**Description of the task:**
Reproduce the listing word for word, leaving every picture behind.

***** Stored data

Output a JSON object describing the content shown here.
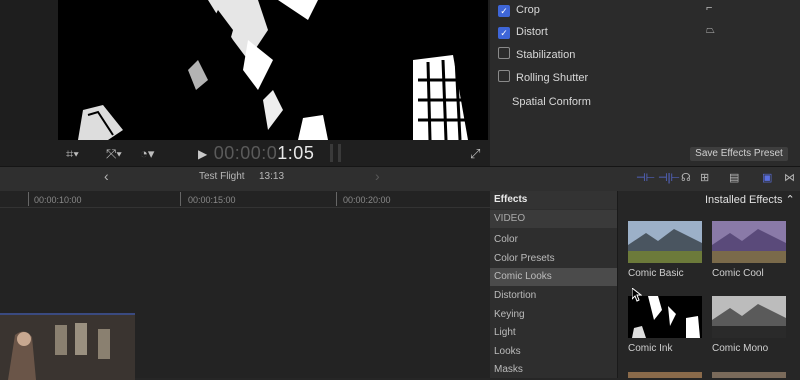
{
  "viewer": {
    "timecode_dim": "00:00:0",
    "timecode_live": "1:05",
    "play_icon": "play-icon"
  },
  "inspector": {
    "rows": [
      {
        "label": "Crop",
        "checked": true
      },
      {
        "label": "Distort",
        "checked": true
      },
      {
        "label": "Stabilization",
        "checked": false
      },
      {
        "label": "Rolling Shutter",
        "checked": false
      }
    ],
    "spatial_conform": "Spatial Conform",
    "save_button": "Save Effects Preset"
  },
  "toolbar": {
    "back_arrow": "‹",
    "forward_arrow": "›",
    "project_name": "Test Flight",
    "duration": "13:13"
  },
  "timeline": {
    "ticks": [
      "00:00:10:00",
      "00:00:15:00",
      "00:00:20:00"
    ]
  },
  "effects": {
    "header": "Effects",
    "installed_label": "Installed Effects ⌃",
    "categories": [
      "VIDEO",
      "Color",
      "Color Presets",
      "Comic Looks",
      "Distortion",
      "Keying",
      "Light",
      "Looks",
      "Masks"
    ],
    "selected": "Comic Looks",
    "items": [
      "Comic Basic",
      "Comic Cool",
      "Comic Ink",
      "Comic Mono"
    ]
  },
  "colors": {
    "accent": "#4a3c8c",
    "checkbox_on": "#3e66d8"
  }
}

**********

**Exercise result:**
Output a JSON object describing the content shown here.
{
  "viewer": {
    "timecode_dim": "00:00:0",
    "timecode_live": "1:05",
    "play_icon": "play-icon"
  },
  "inspector": {
    "rows": [
      {
        "label": "Crop",
        "checked": true
      },
      {
        "label": "Distort",
        "checked": true
      },
      {
        "label": "Stabilization",
        "checked": false
      },
      {
        "label": "Rolling Shutter",
        "checked": false
      }
    ],
    "spatial_conform": "Spatial Conform",
    "save_button": "Save Effects Preset"
  },
  "toolbar": {
    "back_arrow": "‹",
    "forward_arrow": "›",
    "project_name": "Test Flight",
    "duration": "13:13"
  },
  "timeline": {
    "ticks": [
      "00:00:10:00",
      "00:00:15:00",
      "00:00:20:00"
    ]
  },
  "effects": {
    "header": "Effects",
    "installed_label": "Installed Effects ⌃",
    "categories": [
      "VIDEO",
      "Color",
      "Color Presets",
      "Comic Looks",
      "Distortion",
      "Keying",
      "Light",
      "Looks",
      "Masks"
    ],
    "selected": "Comic Looks",
    "items": [
      "Comic Basic",
      "Comic Cool",
      "Comic Ink",
      "Comic Mono"
    ]
  },
  "colors": {
    "accent": "#4a3c8c",
    "checkbox_on": "#3e66d8"
  }
}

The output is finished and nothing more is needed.